[Items from a data source]
---------------
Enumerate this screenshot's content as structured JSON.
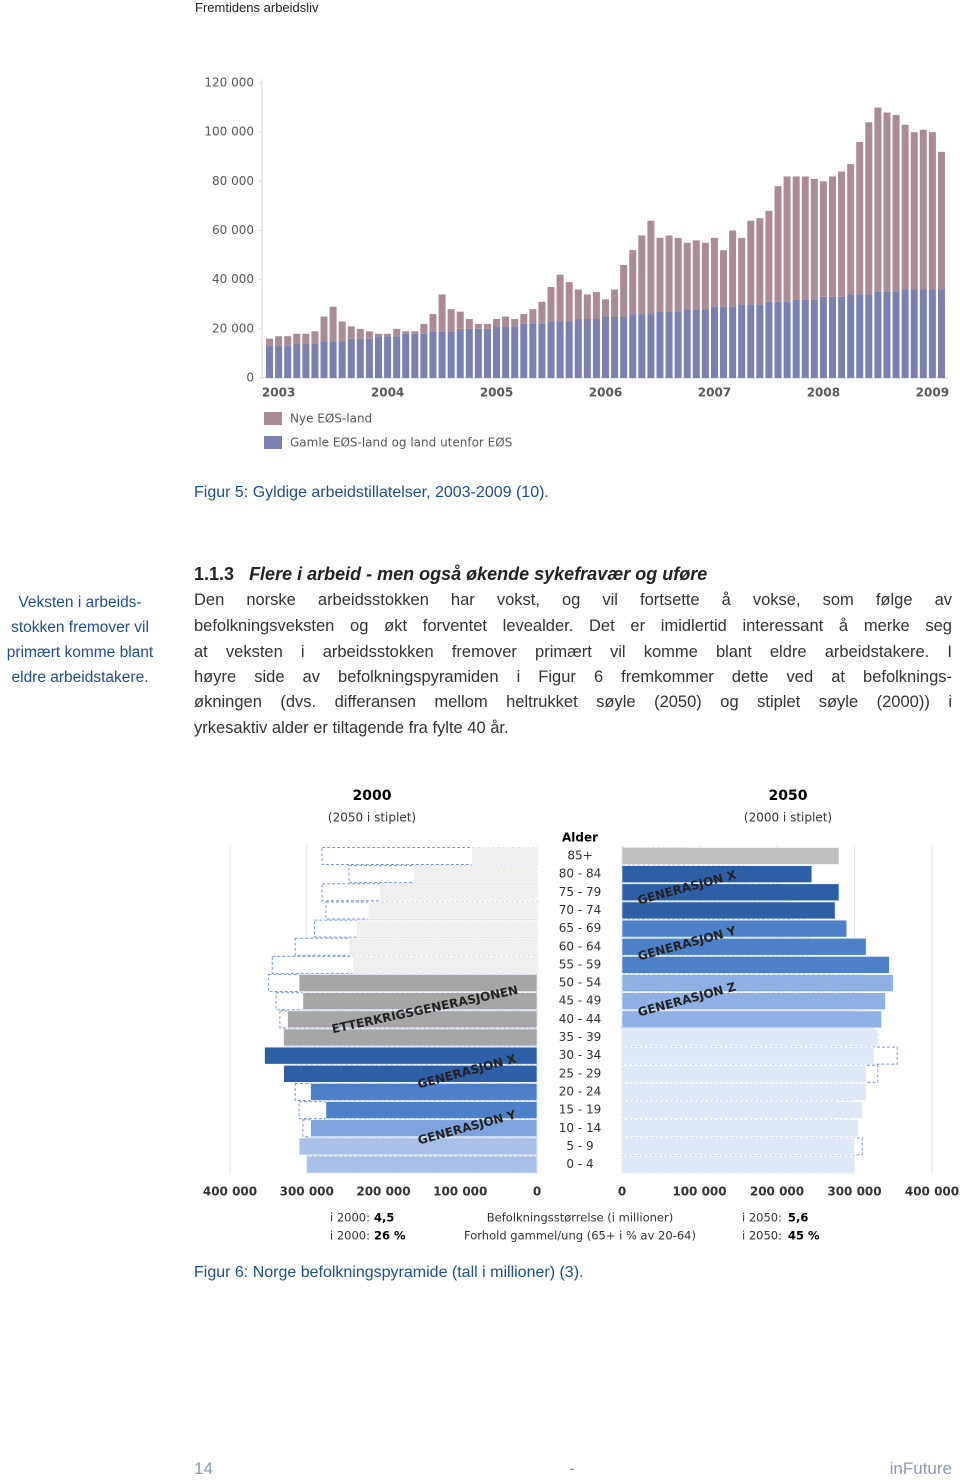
{
  "header": "Fremtidens arbeidsliv",
  "chart_data": [
    {
      "type": "bar",
      "stacked": true,
      "categories": [
        null,
        "2003",
        null,
        null,
        null,
        null,
        null,
        null,
        null,
        null,
        null,
        null,
        null,
        "2004",
        null,
        null,
        null,
        null,
        null,
        null,
        null,
        null,
        null,
        null,
        null,
        "2005",
        null,
        null,
        null,
        null,
        null,
        null,
        null,
        null,
        null,
        null,
        null,
        "2006",
        null,
        null,
        null,
        null,
        null,
        null,
        null,
        null,
        null,
        null,
        null,
        "2007",
        null,
        null,
        null,
        null,
        null,
        null,
        null,
        null,
        null,
        null,
        null,
        "2008",
        null,
        null,
        null,
        null,
        null,
        null,
        null,
        null,
        null,
        null,
        null,
        "2009",
        null
      ],
      "series": [
        {
          "name": "Nye EØS-land",
          "color": "#ab8c94",
          "values": [
            3000,
            4000,
            4000,
            4000,
            4000,
            5000,
            10000,
            14000,
            8000,
            5000,
            4000,
            3000,
            1000,
            1000,
            3000,
            1000,
            1000,
            4000,
            7000,
            15000,
            9000,
            7000,
            4000,
            2000,
            2000,
            3000,
            4000,
            3000,
            4000,
            6000,
            9000,
            14000,
            19000,
            16000,
            12000,
            10000,
            11000,
            7000,
            11000,
            21000,
            26000,
            32000,
            38000,
            30000,
            31000,
            30000,
            27000,
            28000,
            27000,
            28000,
            23000,
            31000,
            27000,
            34000,
            35000,
            37000,
            47000,
            51000,
            50000,
            50000,
            49000,
            47000,
            49000,
            51000,
            53000,
            62000,
            70000,
            75000,
            73000,
            72000,
            67000,
            64000,
            65000,
            64000,
            56000
          ]
        },
        {
          "name": "Gamle EØS-land og land utenfor EØS",
          "color": "#7b80b2",
          "values": [
            13000,
            13000,
            13000,
            14000,
            14000,
            14000,
            15000,
            15000,
            15000,
            16000,
            16000,
            16000,
            17000,
            17000,
            17000,
            18000,
            18000,
            18000,
            19000,
            19000,
            19000,
            20000,
            20000,
            20000,
            20000,
            21000,
            21000,
            21000,
            22000,
            22000,
            22000,
            23000,
            23000,
            23000,
            24000,
            24000,
            24000,
            25000,
            25000,
            25000,
            26000,
            26000,
            26000,
            27000,
            27000,
            27000,
            28000,
            28000,
            28000,
            29000,
            29000,
            29000,
            30000,
            30000,
            30000,
            31000,
            31000,
            31000,
            32000,
            32000,
            32000,
            33000,
            33000,
            33000,
            34000,
            34000,
            34000,
            35000,
            35000,
            35000,
            36000,
            36000,
            36000,
            36000,
            36000
          ]
        }
      ],
      "ylim": [
        0,
        120000
      ],
      "yticks": [
        0,
        {
          "value": 20000,
          "label": "20 000"
        },
        {
          "value": 40000,
          "label": "40 000"
        },
        {
          "value": 60000,
          "label": "60 000"
        },
        {
          "value": 80000,
          "label": "80 000"
        },
        {
          "value": 100000,
          "label": "100 000"
        },
        {
          "value": 120000,
          "label": "120 000"
        }
      ],
      "legend": "bottom-left",
      "caption": "Figur 5: Gyldige arbeidstillatelser, 2003-2009 (10)."
    },
    {
      "type": "pyramid",
      "y_axis_title": "Alder",
      "categories": [
        "85+",
        "80 - 84",
        "75 - 79",
        "70 - 74",
        "65 - 69",
        "60 - 64",
        "55 - 59",
        "50 - 54",
        "45 - 49",
        "40 - 44",
        "35 - 39",
        "30 - 34",
        "25 - 29",
        "20 - 24",
        "15 - 19",
        "10 - 14",
        "5 - 9",
        "0 - 4"
      ],
      "xlim": [
        0,
        400000
      ],
      "xticks": [
        0,
        {
          "value": 100000,
          "label": "100 000"
        },
        {
          "value": 200000,
          "label": "200 000"
        },
        {
          "value": 300000,
          "label": "300 000"
        },
        {
          "value": 400000,
          "label": "400 000"
        }
      ],
      "grid": true,
      "dashed_color": "#7a9ad2",
      "series": [
        {
          "name": "2000",
          "subtitle": "(2050 i stiplet)",
          "values": [
            85000,
            160000,
            205000,
            220000,
            235000,
            245000,
            240000,
            310000,
            305000,
            325000,
            330000,
            355000,
            330000,
            295000,
            275000,
            295000,
            310000,
            300000
          ],
          "colors": [
            "#efefef",
            "#efefef",
            "#efefef",
            "#efefef",
            "#efefef",
            "#efefef",
            "#efefef",
            "#a6a6a6",
            "#a6a6a6",
            "#a6a6a6",
            "#a6a6a6",
            "#2e5fa6",
            "#2e5fa6",
            "#4d80c8",
            "#4d80c8",
            "#7fa3dc",
            "#a9c1e8",
            "#a9c1e8"
          ]
        },
        {
          "name": "2050",
          "subtitle": "(2000 i stiplet)",
          "values": [
            280000,
            245000,
            280000,
            275000,
            290000,
            315000,
            345000,
            350000,
            340000,
            335000,
            330000,
            325000,
            315000,
            315000,
            310000,
            305000,
            300000,
            300000
          ],
          "colors": [
            "#bfbfbf",
            "#2e5fa6",
            "#2e5fa6",
            "#2e5fa6",
            "#4d80c8",
            "#4d80c8",
            "#4d80c8",
            "#8fb0e3",
            "#8fb0e3",
            "#8fb0e3",
            "#dfe8f6",
            "#dfe8f6",
            "#dfe8f6",
            "#dfe8f6",
            "#dfe8f6",
            "#dfe8f6",
            "#dfe8f6",
            "#dfe8f6"
          ]
        }
      ],
      "annotations": {
        "left": [
          "ETTERKRIGSGENERASJONEN",
          "GENERASJON X",
          "GENERASJON Y"
        ],
        "right": [
          "GENERASJON X",
          "GENERASJON Y",
          "GENERASJON Z"
        ]
      },
      "summary": {
        "population": {
          "label": "Befolkningsstørrelse (i millioner)",
          "left": [
            "i 2000:",
            "4,5"
          ],
          "right": [
            "i 2050:",
            "5,6"
          ]
        },
        "ratio": {
          "label": "Forhold gammel/ung (65+ i % av 20-64)",
          "left": [
            "i 2000:",
            "26 %"
          ],
          "right": [
            "i 2050:",
            "45 %"
          ]
        }
      },
      "caption": "Figur 6: Norge befolkningspyramide (tall i millioner) (3)."
    }
  ],
  "sidebar": [
    "Veksten i arbeids-",
    "stokken fremover vil",
    "primært komme blant",
    "eldre arbeidstakere."
  ],
  "section": {
    "number": "1.1.3",
    "title": "Flere i arbeid - men også økende sykefravær og uføre",
    "lines": [
      "Den norske arbeidsstokken har vokst, og vil fortsette å vokse, som følge av",
      "befolkningsveksten og økt forventet levealder. Det er imidlertid interessant å merke seg",
      "at veksten i arbeidsstokken fremover primært vil komme blant eldre arbeidstakere. I",
      "høyre side av befolkningspyramiden i Figur 6 fremkommer dette ved at befolknings-",
      "økningen (dvs. differansen mellom heltrukket søyle (2050) og stiplet søyle (2000)) i",
      "yrkesaktiv alder er tiltagende fra fylte 40 år."
    ]
  },
  "footer": {
    "page": "14",
    "separator": "-",
    "brand": "inFuture"
  }
}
---------------
» **Written problem**:
Scan the listing above and copy all lines containing the word "primært".

» **Final answer**:
    "primært komme blant",
      "at veksten i arbeidsstokken fremover primært vil komme blant eldre arbeidstakere. I",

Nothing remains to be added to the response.